═══ PROVIDED DATA ═══

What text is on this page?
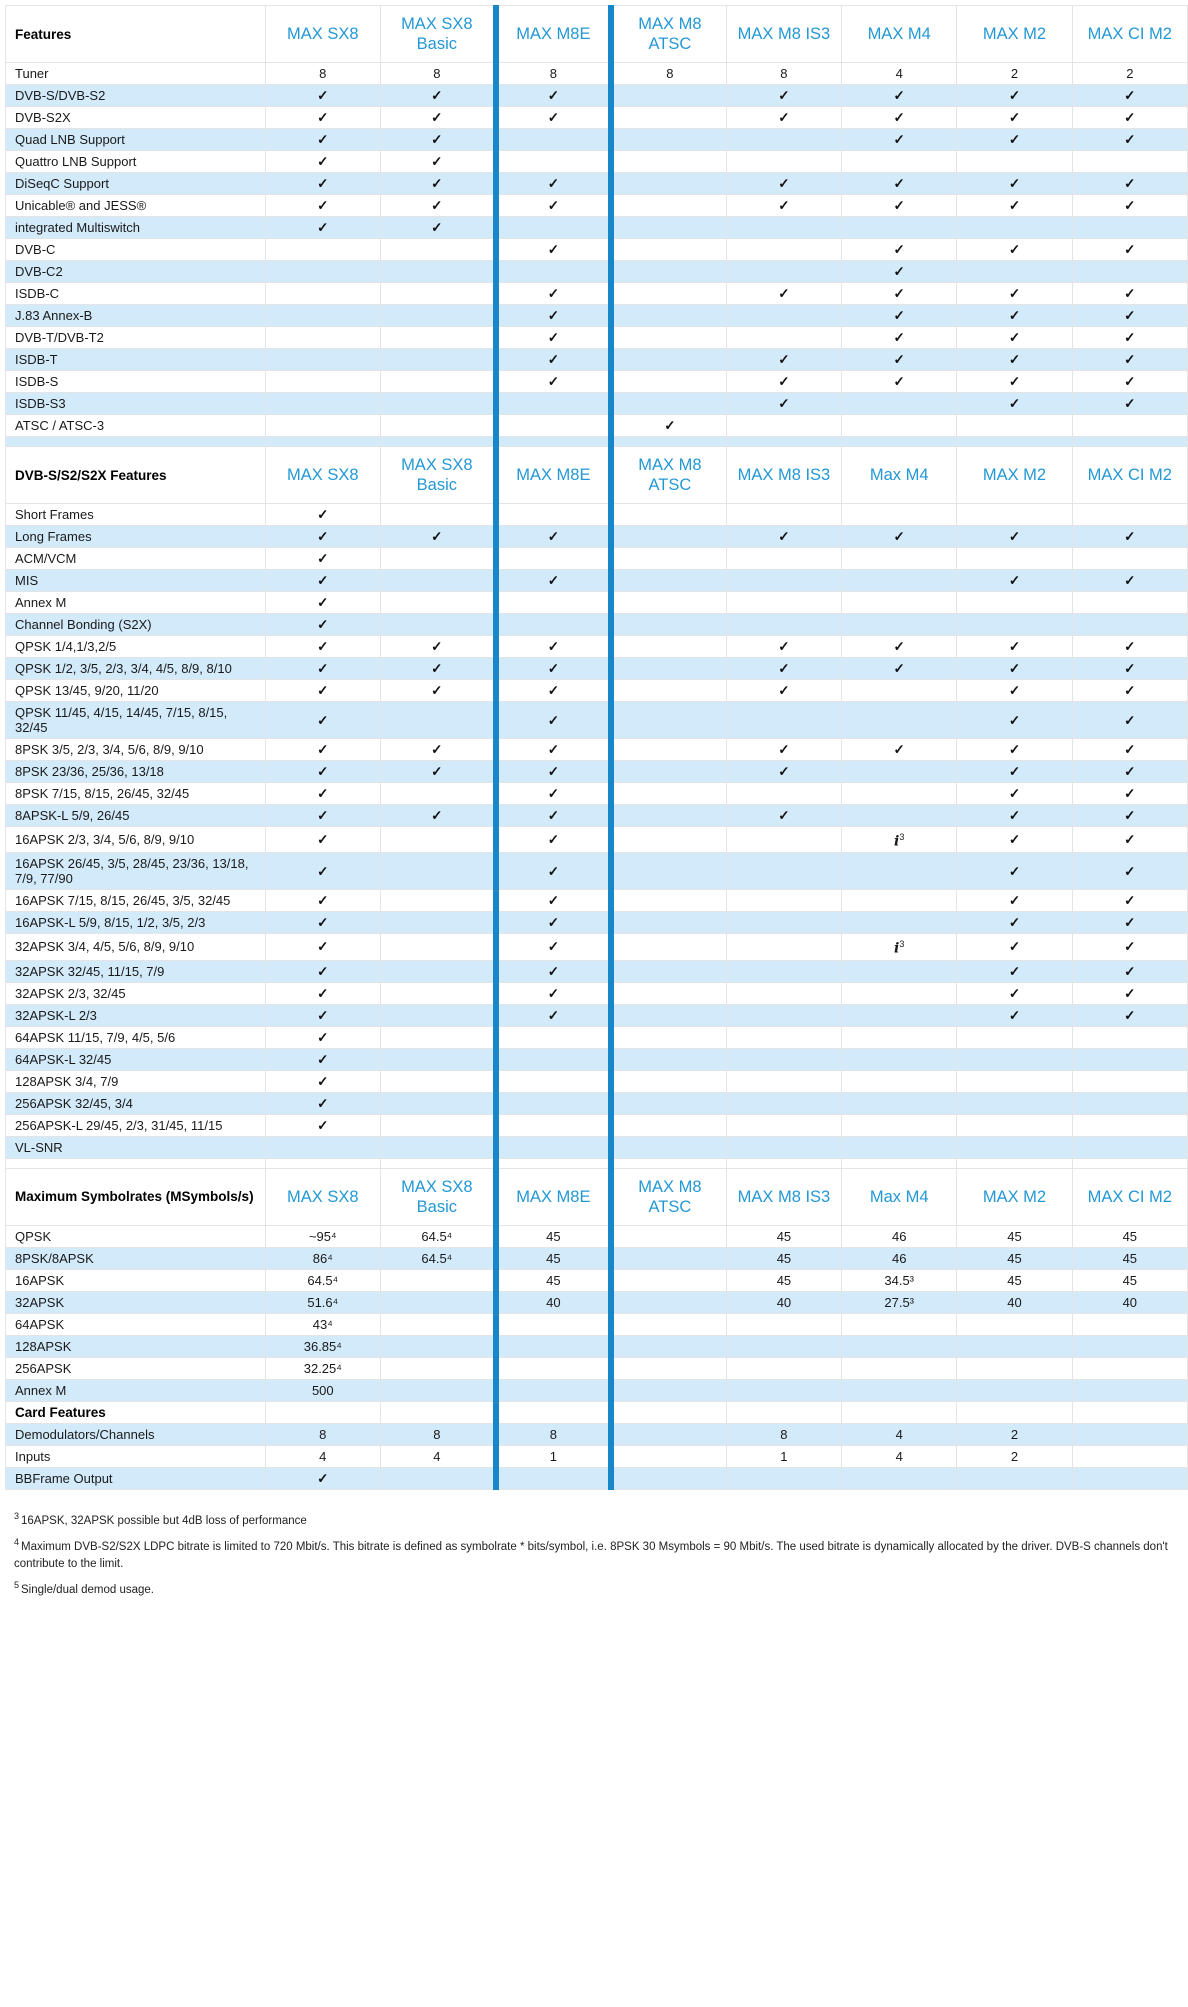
Features	MAX SX8	MAX SX8 Basic	MAX M8E	MAX M8 ATSC	MAX M8 IS3	MAX M4	MAX M2	MAX CI M2
Tuner	8	8	8	8	8	4	2	2
DVB-S/DVB-S2	✓	✓	✓		✓	✓	✓	✓
DVB-S2X	✓	✓	✓		✓	✓	✓	✓
Quad LNB Support	✓	✓				✓	✓	✓
Quattro LNB Support	✓	✓						
DiSeqC Support	✓	✓	✓		✓	✓	✓	✓
Unicable® and JESS®	✓	✓	✓		✓	✓	✓	✓
integrated Multiswitch	✓	✓						
DVB-C			✓			✓	✓	✓
DVB-C2						✓		
ISDB-C			✓		✓	✓	✓	✓
J.83 Annex-B			✓			✓	✓	✓
DVB-T/DVB-T2			✓			✓	✓	✓
ISDB-T			✓		✓	✓	✓	✓
ISDB-S			✓		✓	✓	✓	✓
ISDB-S3					✓		✓	✓
ATSC / ATSC-3				✓				

DVB-S/S2/S2X Features	MAX SX8	MAX SX8 Basic	MAX M8E	MAX M8 ATSC	MAX M8 IS3	Max M4	MAX M2	MAX CI M2
Short Frames	✓							
Long Frames	✓	✓	✓		✓	✓	✓	✓
ACM/VCM	✓							
MIS	✓		✓				✓	✓
Annex M	✓							
Channel Bonding (S2X)	✓							
QPSK 1/4,1/3,2/5	✓	✓	✓		✓	✓	✓	✓
QPSK 1/2, 3/5, 2/3, 3/4, 4/5, 8/9, 8/10	✓	✓	✓		✓	✓	✓	✓
QPSK 13/45, 9/20, 11/20	✓	✓	✓		✓		✓	✓
QPSK 11/45, 4/15, 14/45, 7/15, 8/15, 32/45	✓		✓				✓	✓
8PSK 3/5, 2/3, 3/4, 5/6, 8/9, 9/10	✓	✓	✓		✓	✓	✓	✓
8PSK 23/36, 25/36, 13/18	✓	✓	✓		✓		✓	✓
8PSK 7/15, 8/15, 26/45, 32/45	✓		✓				✓	✓
8APSK-L 5/9, 26/45	✓	✓	✓		✓		✓	✓
16APSK 2/3, 3/4, 5/6, 8/9, 9/10	✓		✓			$i^3$	✓	✓
16APSK 26/45, 3/5, 28/45, 23/36, 13/18, 7/9, 77/90	✓		✓				✓	✓
16APSK 7/15, 8/15, 26/45, 3/5, 32/45	✓		✓				✓	✓
16APSK-L 5/9, 8/15, 1/2, 3/5, 2/3	✓		✓				✓	✓
32APSK 3/4, 4/5, 5/6, 8/9, 9/10	✓		✓			$i^3$	✓	✓
32APSK 32/45, 11/15, 7/9	✓		✓				✓	✓
32APSK 2/3, 32/45	✓		✓				✓	✓
32APSK-L 2/3	✓		✓				✓	✓
64APSK 11/15, 7/9, 4/5, 5/6	✓							
64APSK-L 32/45	✓							
128APSK 3/4, 7/9	✓							
256APSK 32/45, 3/4	✓							
256APSK-L 29/45, 2/3, 31/45, 11/15	✓							
VL-SNR								

Maximum Symbolrates (MSymbols/s)	MAX SX8	MAX SX8 Basic	MAX M8E	MAX M8 ATSC	MAX M8 IS3	Max M4	MAX M2	MAX CI M2
QPSK	~95⁴	64.5⁴	45		45	46	45	45
8PSK/8APSK	86⁴	64.5⁴	45		45	46	45	45
16APSK	64.5⁴		45		45	34.5³	45	45
32APSK	51.6⁴		40		40	27.5³	40	40
64APSK	43⁴							
128APSK	36.85⁴							
256APSK	32.25⁴							
Annex M	500							
Card Features								
Demodulators/Channels	8	8	8		8	4	2	
Inputs	4	4	1		1	4	2	
BBFrame Output	✓							
$^3$ 16APSK, 32APSK possible but 4dB loss of performance
$^4$ Maximum DVB-S2/S2X LDPC bitrate is limited to 720 Mbit/s. This bitrate is defined as symbolrate * bits/symbol, i.e. 8PSK 30 Msymbols = 90 Mbit/s. The used bitrate is dynamically allocated by the driver. DVB-S channels don't contribute to the limit.
$^5$ Single/dual demod usage.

═══

• [GOAL]: Which lines hold the word "Maximum"? Copy all of them.

• [FINISHED EXERCISE]:
Maximum Symbolrates (MSymbols/s)	MAX SX8	MAX SX8 Basic	MAX M8E	MAX M8 ATSC	MAX M8 IS3	Max M4	MAX M2	MAX CI M2
$^4$ Maximum DVB-S2/S2X LDPC bitrate is limited to 720 Mbit/s. This bitrate is defined as symbolrate * bits/symbol, i.e. 8PSK 30 Msymbols = 90 Mbit/s. The used bitrate is dynamically allocated by the driver. DVB-S channels don't contribute to the limit.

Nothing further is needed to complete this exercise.